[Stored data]
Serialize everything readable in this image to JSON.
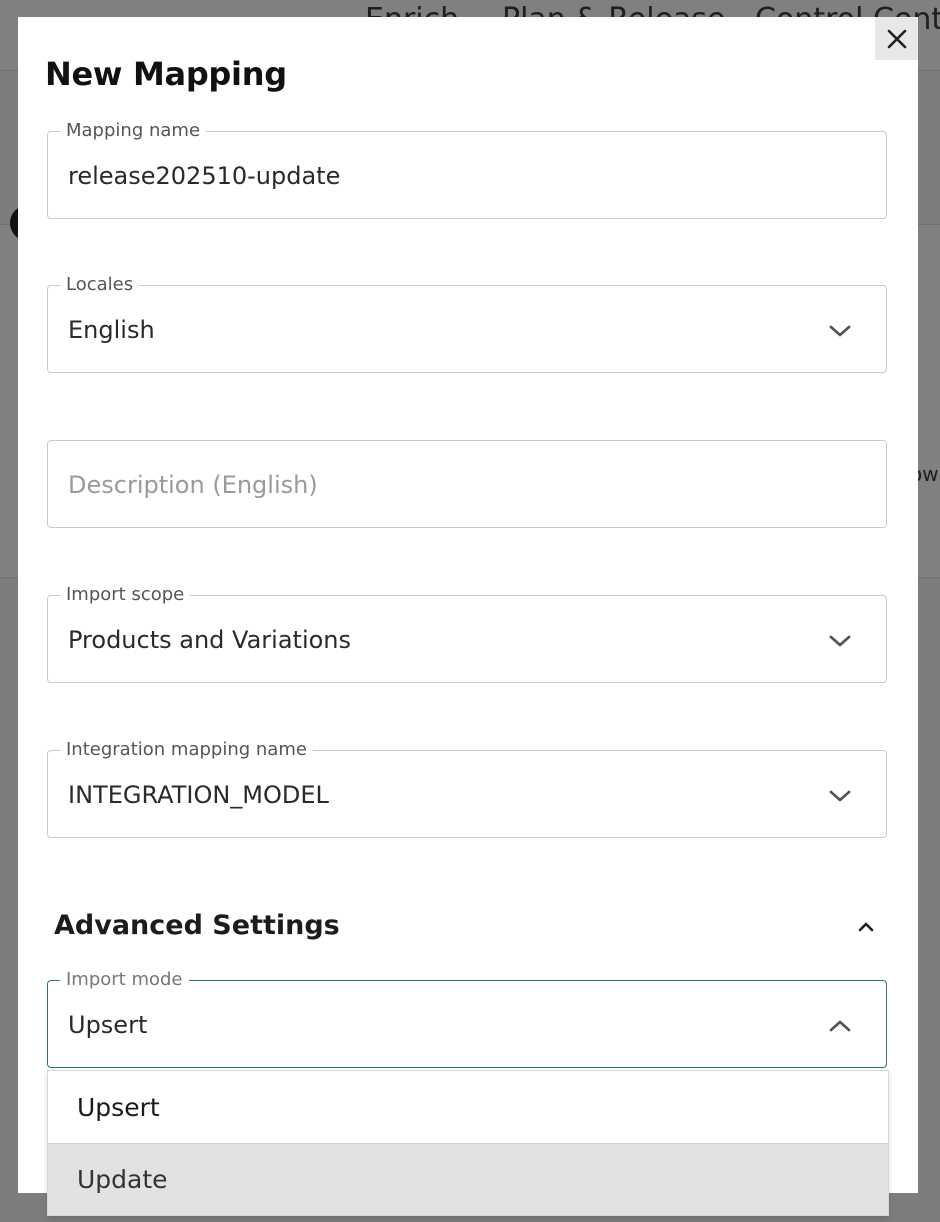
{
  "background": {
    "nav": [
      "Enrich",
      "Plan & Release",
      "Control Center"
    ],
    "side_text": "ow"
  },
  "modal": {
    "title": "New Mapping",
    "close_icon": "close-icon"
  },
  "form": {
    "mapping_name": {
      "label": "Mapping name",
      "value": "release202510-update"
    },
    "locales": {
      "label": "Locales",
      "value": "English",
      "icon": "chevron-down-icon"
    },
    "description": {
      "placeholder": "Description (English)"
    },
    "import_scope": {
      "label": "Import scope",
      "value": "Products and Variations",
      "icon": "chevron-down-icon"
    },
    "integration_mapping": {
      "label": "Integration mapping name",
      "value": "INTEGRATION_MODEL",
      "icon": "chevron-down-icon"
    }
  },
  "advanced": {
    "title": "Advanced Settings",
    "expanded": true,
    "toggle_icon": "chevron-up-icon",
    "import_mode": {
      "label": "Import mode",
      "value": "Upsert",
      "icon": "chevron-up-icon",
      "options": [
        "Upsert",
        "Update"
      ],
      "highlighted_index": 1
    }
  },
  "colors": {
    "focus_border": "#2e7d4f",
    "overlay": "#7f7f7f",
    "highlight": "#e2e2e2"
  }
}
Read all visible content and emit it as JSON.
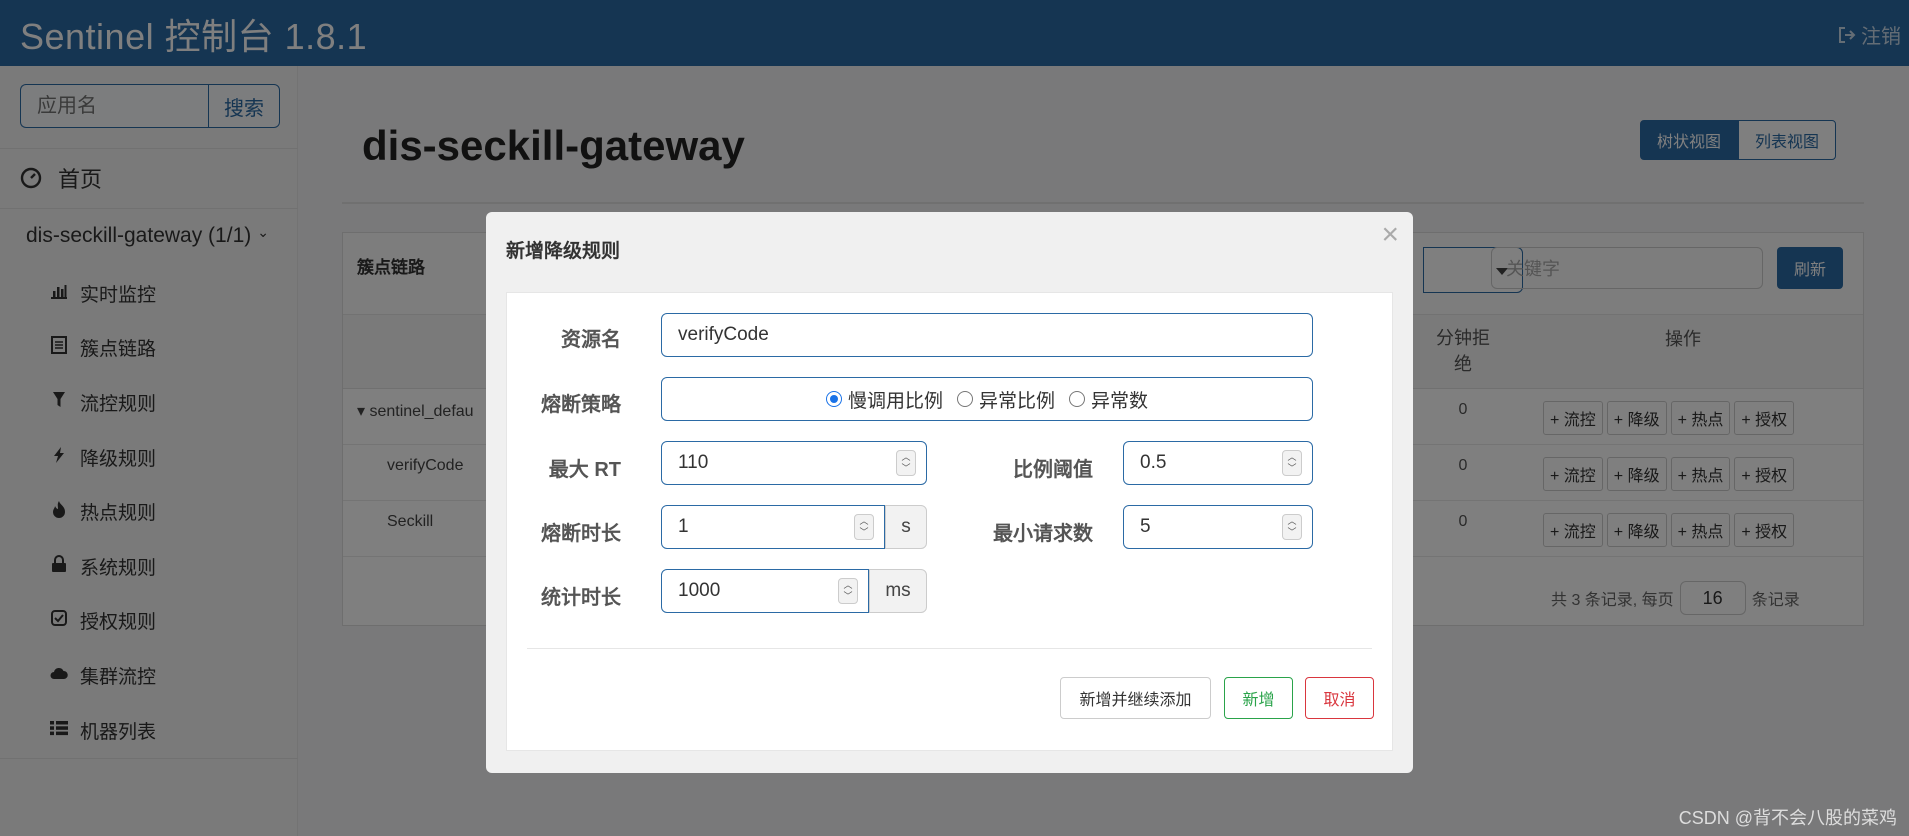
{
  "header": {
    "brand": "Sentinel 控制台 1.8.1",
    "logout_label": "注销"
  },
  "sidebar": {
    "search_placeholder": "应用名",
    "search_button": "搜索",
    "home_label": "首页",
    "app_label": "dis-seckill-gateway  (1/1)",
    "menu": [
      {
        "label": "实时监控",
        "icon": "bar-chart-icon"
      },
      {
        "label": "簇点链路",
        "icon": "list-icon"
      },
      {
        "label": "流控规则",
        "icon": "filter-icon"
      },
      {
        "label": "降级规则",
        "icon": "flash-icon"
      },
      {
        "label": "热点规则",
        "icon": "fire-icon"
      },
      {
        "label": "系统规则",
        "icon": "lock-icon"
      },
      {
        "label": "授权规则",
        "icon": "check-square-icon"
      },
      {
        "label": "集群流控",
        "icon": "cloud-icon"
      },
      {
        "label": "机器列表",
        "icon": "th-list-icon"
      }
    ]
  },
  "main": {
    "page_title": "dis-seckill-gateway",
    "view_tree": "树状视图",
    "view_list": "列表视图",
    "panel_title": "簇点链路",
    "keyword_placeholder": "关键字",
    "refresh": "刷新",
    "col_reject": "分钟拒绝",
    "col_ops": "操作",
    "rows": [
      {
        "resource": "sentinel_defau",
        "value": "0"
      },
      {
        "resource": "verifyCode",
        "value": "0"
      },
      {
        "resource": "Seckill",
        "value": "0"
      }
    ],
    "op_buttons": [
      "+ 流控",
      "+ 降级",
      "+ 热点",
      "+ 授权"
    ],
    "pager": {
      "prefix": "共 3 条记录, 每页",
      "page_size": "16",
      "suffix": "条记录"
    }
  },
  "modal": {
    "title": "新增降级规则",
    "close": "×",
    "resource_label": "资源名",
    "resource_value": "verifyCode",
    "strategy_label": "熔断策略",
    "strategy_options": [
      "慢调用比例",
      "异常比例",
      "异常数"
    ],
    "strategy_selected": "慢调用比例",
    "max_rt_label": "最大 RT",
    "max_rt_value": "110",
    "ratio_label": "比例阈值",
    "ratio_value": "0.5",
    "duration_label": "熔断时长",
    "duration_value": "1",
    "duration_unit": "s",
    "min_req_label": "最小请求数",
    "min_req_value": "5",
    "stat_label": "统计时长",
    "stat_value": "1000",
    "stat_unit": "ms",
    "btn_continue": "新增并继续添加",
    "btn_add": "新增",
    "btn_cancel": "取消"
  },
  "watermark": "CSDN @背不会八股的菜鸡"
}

Problem requirements – Reproduce the records above exactly, leaving out every picture they contain.

Task answer –
Serialize everything readable in this image to JSON.
{
  "background": {
    "nav": [
      "Enrich",
      "Plan & Release",
      "Control Center"
    ],
    "side_text": "ow"
  },
  "modal": {
    "title": "New Mapping",
    "close_icon": "close-icon"
  },
  "form": {
    "mapping_name": {
      "label": "Mapping name",
      "value": "release202510-update"
    },
    "locales": {
      "label": "Locales",
      "value": "English",
      "icon": "chevron-down-icon"
    },
    "description": {
      "placeholder": "Description (English)"
    },
    "import_scope": {
      "label": "Import scope",
      "value": "Products and Variations",
      "icon": "chevron-down-icon"
    },
    "integration_mapping": {
      "label": "Integration mapping name",
      "value": "INTEGRATION_MODEL",
      "icon": "chevron-down-icon"
    }
  },
  "advanced": {
    "title": "Advanced Settings",
    "expanded": true,
    "toggle_icon": "chevron-up-icon",
    "import_mode": {
      "label": "Import mode",
      "value": "Upsert",
      "icon": "chevron-up-icon",
      "options": [
        "Upsert",
        "Update"
      ],
      "highlighted_index": 1
    }
  },
  "colors": {
    "focus_border": "#2e7d4f",
    "overlay": "#7f7f7f",
    "highlight": "#e2e2e2"
  }
}
Read all visible content and emit it as JSON.
{
  "header": {
    "brand": "Sentinel 控制台 1.8.1",
    "logout_label": "注销"
  },
  "sidebar": {
    "search_placeholder": "应用名",
    "search_button": "搜索",
    "home_label": "首页",
    "app_label": "dis-seckill-gateway  (1/1)",
    "menu": [
      {
        "label": "实时监控",
        "icon": "bar-chart-icon"
      },
      {
        "label": "簇点链路",
        "icon": "list-icon"
      },
      {
        "label": "流控规则",
        "icon": "filter-icon"
      },
      {
        "label": "降级规则",
        "icon": "flash-icon"
      },
      {
        "label": "热点规则",
        "icon": "fire-icon"
      },
      {
        "label": "系统规则",
        "icon": "lock-icon"
      },
      {
        "label": "授权规则",
        "icon": "check-square-icon"
      },
      {
        "label": "集群流控",
        "icon": "cloud-icon"
      },
      {
        "label": "机器列表",
        "icon": "th-list-icon"
      }
    ]
  },
  "main": {
    "page_title": "dis-seckill-gateway",
    "view_tree": "树状视图",
    "view_list": "列表视图",
    "panel_title": "簇点链路",
    "keyword_placeholder": "关键字",
    "refresh": "刷新",
    "col_reject": "分钟拒绝",
    "col_ops": "操作",
    "rows": [
      {
        "resource": "sentinel_defau",
        "value": "0"
      },
      {
        "resource": "verifyCode",
        "value": "0"
      },
      {
        "resource": "Seckill",
        "value": "0"
      }
    ],
    "op_buttons": [
      "+ 流控",
      "+ 降级",
      "+ 热点",
      "+ 授权"
    ],
    "pager": {
      "prefix": "共 3 条记录, 每页",
      "page_size": "16",
      "suffix": "条记录"
    }
  },
  "modal": {
    "title": "新增降级规则",
    "close": "×",
    "resource_label": "资源名",
    "resource_value": "verifyCode",
    "strategy_label": "熔断策略",
    "strategy_options": [
      "慢调用比例",
      "异常比例",
      "异常数"
    ],
    "strategy_selected": "慢调用比例",
    "max_rt_label": "最大 RT",
    "max_rt_value": "110",
    "ratio_label": "比例阈值",
    "ratio_value": "0.5",
    "duration_label": "熔断时长",
    "duration_value": "1",
    "duration_unit": "s",
    "min_req_label": "最小请求数",
    "min_req_value": "5",
    "stat_label": "统计时长",
    "stat_value": "1000",
    "stat_unit": "ms",
    "btn_continue": "新增并继续添加",
    "btn_add": "新增",
    "btn_cancel": "取消"
  },
  "watermark": "CSDN @背不会八股的菜鸡"
}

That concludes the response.